▶ [Bunu yapın] Lütfen aşağıdaki kayıtların ilk satırından başlayıp "program-label: TLauncher (48, 556, 101, 568)" geçen satır da dahil olmak üzere o satıra kadar uzanan satırları kelimesi kelimesine tekrar yazın.

══ Görev kayıtları ══

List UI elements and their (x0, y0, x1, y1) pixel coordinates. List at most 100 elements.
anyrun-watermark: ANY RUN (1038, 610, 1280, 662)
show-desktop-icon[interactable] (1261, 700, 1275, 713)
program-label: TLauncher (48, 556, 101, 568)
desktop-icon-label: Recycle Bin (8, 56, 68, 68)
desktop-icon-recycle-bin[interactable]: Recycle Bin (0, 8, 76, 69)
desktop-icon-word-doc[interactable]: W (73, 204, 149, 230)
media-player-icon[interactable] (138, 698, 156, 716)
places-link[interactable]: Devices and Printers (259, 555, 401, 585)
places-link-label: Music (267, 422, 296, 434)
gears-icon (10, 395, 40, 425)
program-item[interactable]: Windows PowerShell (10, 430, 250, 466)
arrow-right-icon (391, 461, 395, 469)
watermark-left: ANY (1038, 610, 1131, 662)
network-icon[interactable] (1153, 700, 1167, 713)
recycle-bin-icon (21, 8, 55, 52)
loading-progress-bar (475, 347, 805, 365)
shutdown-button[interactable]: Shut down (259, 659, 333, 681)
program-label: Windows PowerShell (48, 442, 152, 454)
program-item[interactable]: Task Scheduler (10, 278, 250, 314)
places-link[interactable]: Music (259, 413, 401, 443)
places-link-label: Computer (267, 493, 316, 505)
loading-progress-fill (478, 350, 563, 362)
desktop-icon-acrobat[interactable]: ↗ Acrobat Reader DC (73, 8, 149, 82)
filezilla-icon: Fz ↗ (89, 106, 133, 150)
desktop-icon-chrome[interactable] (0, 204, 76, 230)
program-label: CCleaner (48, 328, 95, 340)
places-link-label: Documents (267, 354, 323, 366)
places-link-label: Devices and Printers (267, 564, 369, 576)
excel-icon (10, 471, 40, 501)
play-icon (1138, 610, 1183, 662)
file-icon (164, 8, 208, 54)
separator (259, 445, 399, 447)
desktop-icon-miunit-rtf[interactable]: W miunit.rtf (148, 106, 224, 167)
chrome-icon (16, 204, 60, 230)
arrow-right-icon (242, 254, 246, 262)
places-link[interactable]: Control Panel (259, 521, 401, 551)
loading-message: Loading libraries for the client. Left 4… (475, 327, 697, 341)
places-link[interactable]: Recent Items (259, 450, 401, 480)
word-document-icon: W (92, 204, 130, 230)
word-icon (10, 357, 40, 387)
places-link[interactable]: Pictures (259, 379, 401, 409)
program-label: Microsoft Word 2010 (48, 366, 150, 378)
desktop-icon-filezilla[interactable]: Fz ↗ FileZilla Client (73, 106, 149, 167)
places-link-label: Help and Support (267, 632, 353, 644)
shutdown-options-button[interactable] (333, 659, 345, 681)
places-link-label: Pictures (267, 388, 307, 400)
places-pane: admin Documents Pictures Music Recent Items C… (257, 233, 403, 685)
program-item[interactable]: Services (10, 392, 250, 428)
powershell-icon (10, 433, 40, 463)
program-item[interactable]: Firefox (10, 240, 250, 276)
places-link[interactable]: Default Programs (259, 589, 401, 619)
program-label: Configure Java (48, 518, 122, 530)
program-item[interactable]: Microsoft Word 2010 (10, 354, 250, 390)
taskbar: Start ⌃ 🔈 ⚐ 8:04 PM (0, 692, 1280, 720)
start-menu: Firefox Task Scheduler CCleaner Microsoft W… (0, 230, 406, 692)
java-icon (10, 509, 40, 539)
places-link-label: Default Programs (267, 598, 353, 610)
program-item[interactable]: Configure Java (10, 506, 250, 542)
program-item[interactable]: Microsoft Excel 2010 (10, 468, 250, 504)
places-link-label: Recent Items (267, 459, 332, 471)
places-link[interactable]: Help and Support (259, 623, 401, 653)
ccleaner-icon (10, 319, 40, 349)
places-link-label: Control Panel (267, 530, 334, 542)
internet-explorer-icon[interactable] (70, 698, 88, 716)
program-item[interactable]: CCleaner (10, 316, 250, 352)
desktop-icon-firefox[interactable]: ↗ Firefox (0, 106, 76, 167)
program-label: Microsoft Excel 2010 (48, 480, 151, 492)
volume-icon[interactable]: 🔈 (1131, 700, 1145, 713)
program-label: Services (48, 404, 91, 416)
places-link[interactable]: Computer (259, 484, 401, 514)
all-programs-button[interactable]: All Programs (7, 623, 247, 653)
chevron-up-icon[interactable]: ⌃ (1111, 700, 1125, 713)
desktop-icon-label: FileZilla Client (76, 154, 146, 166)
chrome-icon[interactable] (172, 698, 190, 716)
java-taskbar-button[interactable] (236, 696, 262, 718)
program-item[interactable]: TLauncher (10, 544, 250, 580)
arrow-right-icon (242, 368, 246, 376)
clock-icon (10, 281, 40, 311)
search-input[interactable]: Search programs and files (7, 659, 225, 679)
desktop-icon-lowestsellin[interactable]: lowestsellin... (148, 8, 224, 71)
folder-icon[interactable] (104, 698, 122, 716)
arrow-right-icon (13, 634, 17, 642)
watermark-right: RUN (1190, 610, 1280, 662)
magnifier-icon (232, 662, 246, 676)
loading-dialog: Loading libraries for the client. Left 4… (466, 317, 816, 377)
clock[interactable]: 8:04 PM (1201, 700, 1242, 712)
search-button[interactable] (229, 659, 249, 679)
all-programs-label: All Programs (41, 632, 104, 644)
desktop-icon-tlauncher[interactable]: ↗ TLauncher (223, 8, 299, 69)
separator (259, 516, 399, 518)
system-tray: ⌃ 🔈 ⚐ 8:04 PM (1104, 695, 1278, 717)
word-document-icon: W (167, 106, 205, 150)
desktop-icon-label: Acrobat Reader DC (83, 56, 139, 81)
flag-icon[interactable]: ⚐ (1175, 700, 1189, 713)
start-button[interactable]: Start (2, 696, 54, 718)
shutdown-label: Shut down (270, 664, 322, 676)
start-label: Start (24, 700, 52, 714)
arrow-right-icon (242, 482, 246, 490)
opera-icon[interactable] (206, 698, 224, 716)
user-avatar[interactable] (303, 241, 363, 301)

═══

▶ [Sorunun çözümü]
List UI elements and their (x0, y0, x1, y1) pixel coordinates. List at most 100 elements.
anyrun-watermark: ANY RUN (1038, 610, 1280, 662)
show-desktop-icon[interactable] (1261, 700, 1275, 713)
program-label: TLauncher (48, 556, 101, 568)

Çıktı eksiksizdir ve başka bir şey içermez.